WRITTEN TASK –
Work out how many lines include "Desktop" and answer with that number only.

TASK MATERIAL –
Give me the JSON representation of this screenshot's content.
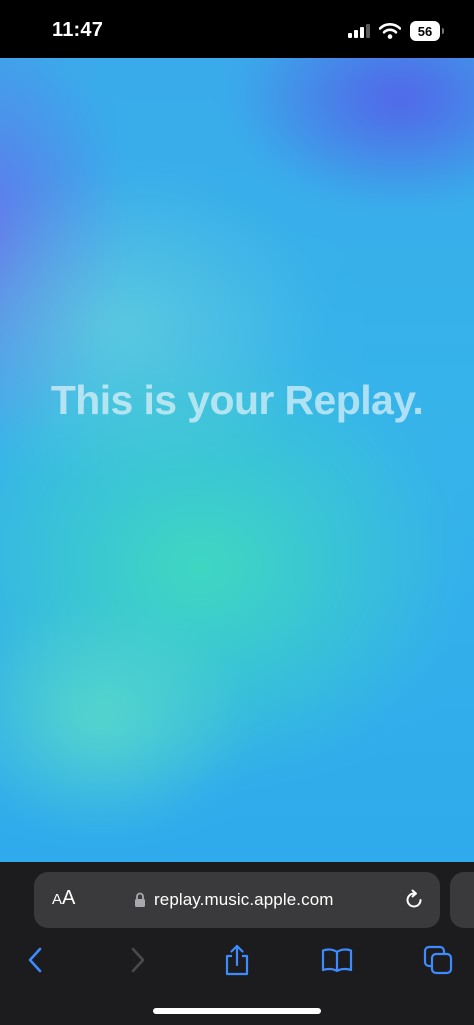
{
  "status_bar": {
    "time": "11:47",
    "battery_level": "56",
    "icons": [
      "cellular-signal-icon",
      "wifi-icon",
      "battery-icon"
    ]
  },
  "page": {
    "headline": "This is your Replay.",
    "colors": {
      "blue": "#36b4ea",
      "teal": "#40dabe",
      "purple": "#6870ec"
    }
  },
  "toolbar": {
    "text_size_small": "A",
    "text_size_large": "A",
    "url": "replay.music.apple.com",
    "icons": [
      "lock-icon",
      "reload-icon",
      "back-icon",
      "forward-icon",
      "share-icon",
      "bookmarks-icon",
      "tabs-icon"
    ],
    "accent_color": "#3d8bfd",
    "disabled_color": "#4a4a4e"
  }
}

...

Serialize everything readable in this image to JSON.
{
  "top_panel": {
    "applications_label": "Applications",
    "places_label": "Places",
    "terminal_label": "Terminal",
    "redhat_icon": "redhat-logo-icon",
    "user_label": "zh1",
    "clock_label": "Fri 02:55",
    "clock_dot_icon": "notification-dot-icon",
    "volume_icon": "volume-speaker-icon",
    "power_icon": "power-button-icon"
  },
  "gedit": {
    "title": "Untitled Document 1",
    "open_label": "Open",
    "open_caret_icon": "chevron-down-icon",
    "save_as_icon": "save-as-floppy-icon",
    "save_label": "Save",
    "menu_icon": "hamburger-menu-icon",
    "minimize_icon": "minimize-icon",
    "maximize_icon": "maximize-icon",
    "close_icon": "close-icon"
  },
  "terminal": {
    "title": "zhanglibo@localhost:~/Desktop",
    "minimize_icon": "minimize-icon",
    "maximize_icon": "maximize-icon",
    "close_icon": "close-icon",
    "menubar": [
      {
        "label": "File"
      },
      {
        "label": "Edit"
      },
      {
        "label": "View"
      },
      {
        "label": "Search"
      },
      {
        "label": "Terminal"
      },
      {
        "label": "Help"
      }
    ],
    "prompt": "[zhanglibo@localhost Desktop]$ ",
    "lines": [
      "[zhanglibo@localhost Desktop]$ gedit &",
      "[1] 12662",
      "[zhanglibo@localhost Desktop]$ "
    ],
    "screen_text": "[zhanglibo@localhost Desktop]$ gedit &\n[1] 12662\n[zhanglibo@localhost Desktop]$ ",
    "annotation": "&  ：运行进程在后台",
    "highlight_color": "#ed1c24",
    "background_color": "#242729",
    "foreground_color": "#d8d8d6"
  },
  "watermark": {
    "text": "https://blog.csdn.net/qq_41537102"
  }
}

PROBLEM SOLUTION –
5